> [INSTRUCTION]: Return the count of lines that hold the string "page", with no other words.

> [DATA SUPPLIED]:
------------------------------------------------
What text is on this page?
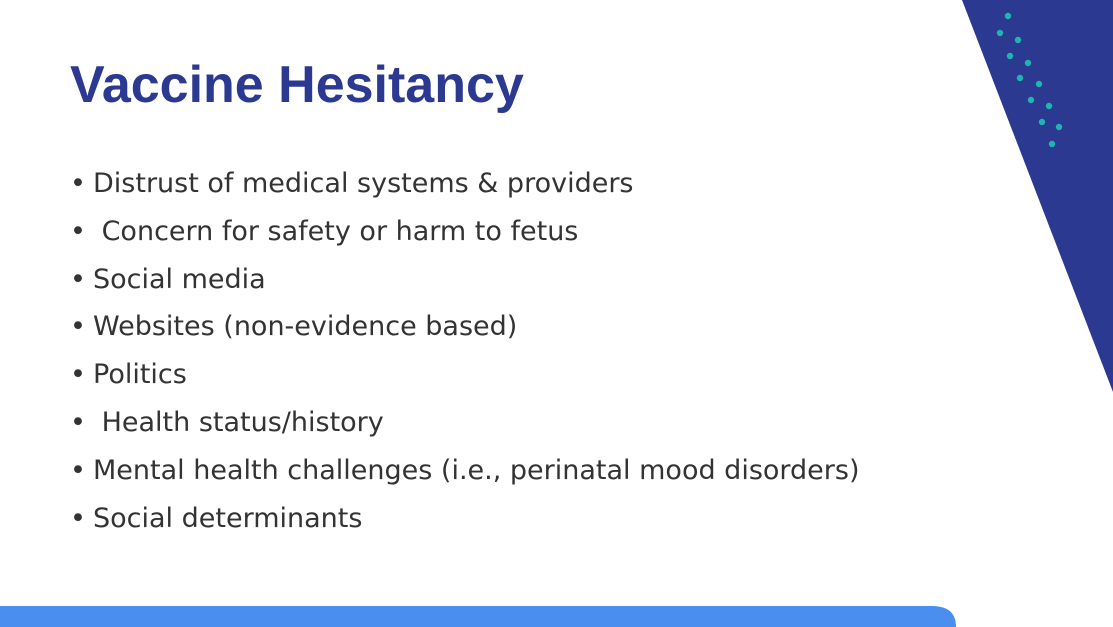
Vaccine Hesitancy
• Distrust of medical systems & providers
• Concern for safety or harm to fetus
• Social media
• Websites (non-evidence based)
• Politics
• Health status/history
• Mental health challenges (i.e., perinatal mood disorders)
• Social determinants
------------------------------------------------
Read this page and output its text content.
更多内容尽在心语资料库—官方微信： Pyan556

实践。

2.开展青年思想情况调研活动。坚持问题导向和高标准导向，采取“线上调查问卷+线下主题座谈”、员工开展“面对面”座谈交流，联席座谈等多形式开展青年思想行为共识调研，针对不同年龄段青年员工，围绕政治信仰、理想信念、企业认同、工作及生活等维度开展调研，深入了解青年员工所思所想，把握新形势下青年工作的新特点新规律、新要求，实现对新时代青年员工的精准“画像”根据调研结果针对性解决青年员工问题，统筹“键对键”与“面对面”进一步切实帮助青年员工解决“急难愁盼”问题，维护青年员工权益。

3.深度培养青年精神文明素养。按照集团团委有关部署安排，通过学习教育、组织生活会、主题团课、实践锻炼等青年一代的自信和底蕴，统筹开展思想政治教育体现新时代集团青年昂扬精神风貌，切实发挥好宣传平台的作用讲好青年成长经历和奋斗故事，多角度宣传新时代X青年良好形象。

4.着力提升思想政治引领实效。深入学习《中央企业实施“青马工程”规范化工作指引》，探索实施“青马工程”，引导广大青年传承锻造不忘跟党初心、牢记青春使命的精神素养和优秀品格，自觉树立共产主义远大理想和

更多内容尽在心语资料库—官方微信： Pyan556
------------------------------------------------
> [WRITTEN SOLUTION]: 2